::: DATASET CONTENT :::
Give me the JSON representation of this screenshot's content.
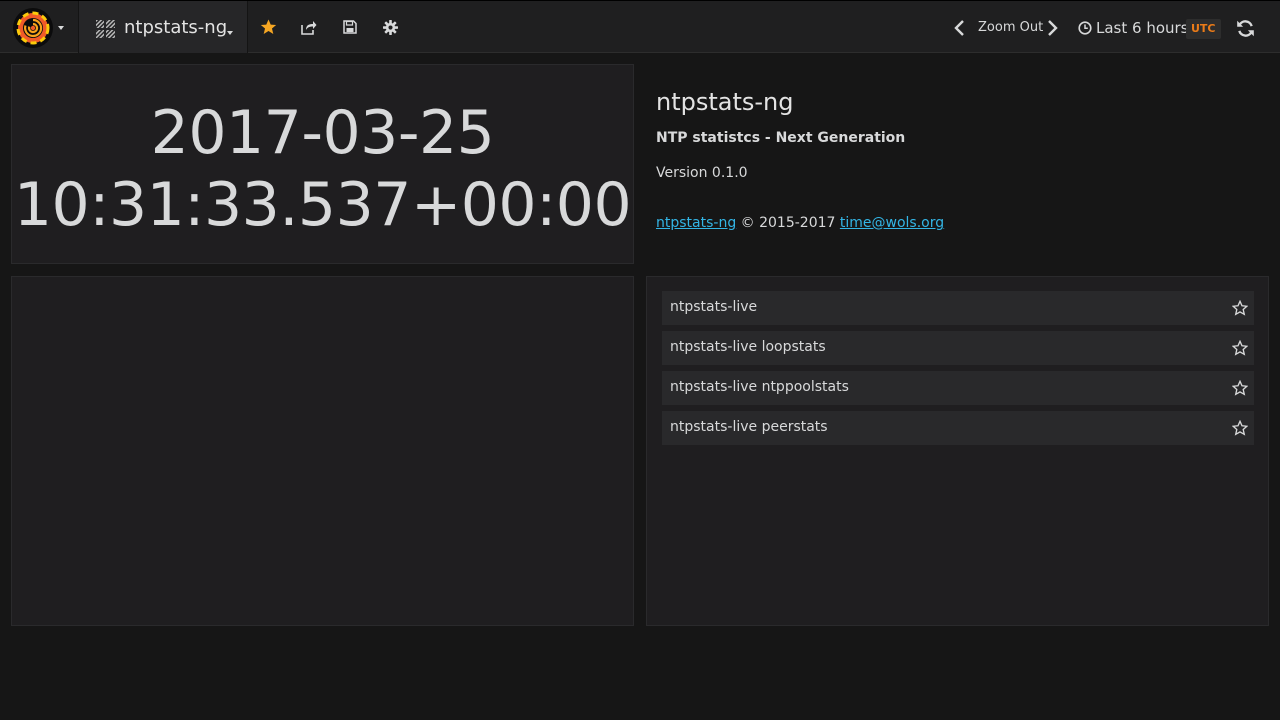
{
  "navbar": {
    "dashboard_title": "ntpstats-ng",
    "zoom_out_label": "Zoom Out",
    "time_range_label": "Last 6 hours",
    "timezone_badge": "UTC",
    "icons": {
      "logo": "grafana-logo-icon",
      "dashboard": "dashboard-grid-icon",
      "star": "star-icon",
      "share": "share-icon",
      "save": "save-icon",
      "settings": "gear-icon",
      "prev": "chevron-left-icon",
      "next": "chevron-right-icon",
      "clock": "clock-icon",
      "refresh": "refresh-icon"
    },
    "accent_color": "#f5a623",
    "badge_color": "#eb7b18"
  },
  "clock_panel": {
    "date": "2017-03-25",
    "time": "10:31:33.537+00:00"
  },
  "about_panel": {
    "title": "ntpstats-ng",
    "subtitle": "NTP statistcs - Next Generation",
    "version": "Version 0.1.0",
    "footer_link_text": "ntpstats-ng",
    "footer_copyright": "© 2015-2017",
    "footer_email": "time@wols.org",
    "link_color": "#33b5e5"
  },
  "dashboard_list": {
    "items": [
      {
        "label": "ntpstats-live"
      },
      {
        "label": "ntpstats-live loopstats"
      },
      {
        "label": "ntpstats-live ntppoolstats"
      },
      {
        "label": "ntpstats-live peerstats"
      }
    ]
  }
}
:::
> WHAT THE TASK ASKS
Quote every record above exactly, leaving out the pictures.

> EXERCISE RESPONSE
Give me the JSON representation of this screenshot's content.
{
  "navbar": {
    "dashboard_title": "ntpstats-ng",
    "zoom_out_label": "Zoom Out",
    "time_range_label": "Last 6 hours",
    "timezone_badge": "UTC",
    "icons": {
      "logo": "grafana-logo-icon",
      "dashboard": "dashboard-grid-icon",
      "star": "star-icon",
      "share": "share-icon",
      "save": "save-icon",
      "settings": "gear-icon",
      "prev": "chevron-left-icon",
      "next": "chevron-right-icon",
      "clock": "clock-icon",
      "refresh": "refresh-icon"
    },
    "accent_color": "#f5a623",
    "badge_color": "#eb7b18"
  },
  "clock_panel": {
    "date": "2017-03-25",
    "time": "10:31:33.537+00:00"
  },
  "about_panel": {
    "title": "ntpstats-ng",
    "subtitle": "NTP statistcs - Next Generation",
    "version": "Version 0.1.0",
    "footer_link_text": "ntpstats-ng",
    "footer_copyright": "© 2015-2017",
    "footer_email": "time@wols.org",
    "link_color": "#33b5e5"
  },
  "dashboard_list": {
    "items": [
      {
        "label": "ntpstats-live"
      },
      {
        "label": "ntpstats-live loopstats"
      },
      {
        "label": "ntpstats-live ntppoolstats"
      },
      {
        "label": "ntpstats-live peerstats"
      }
    ]
  }
}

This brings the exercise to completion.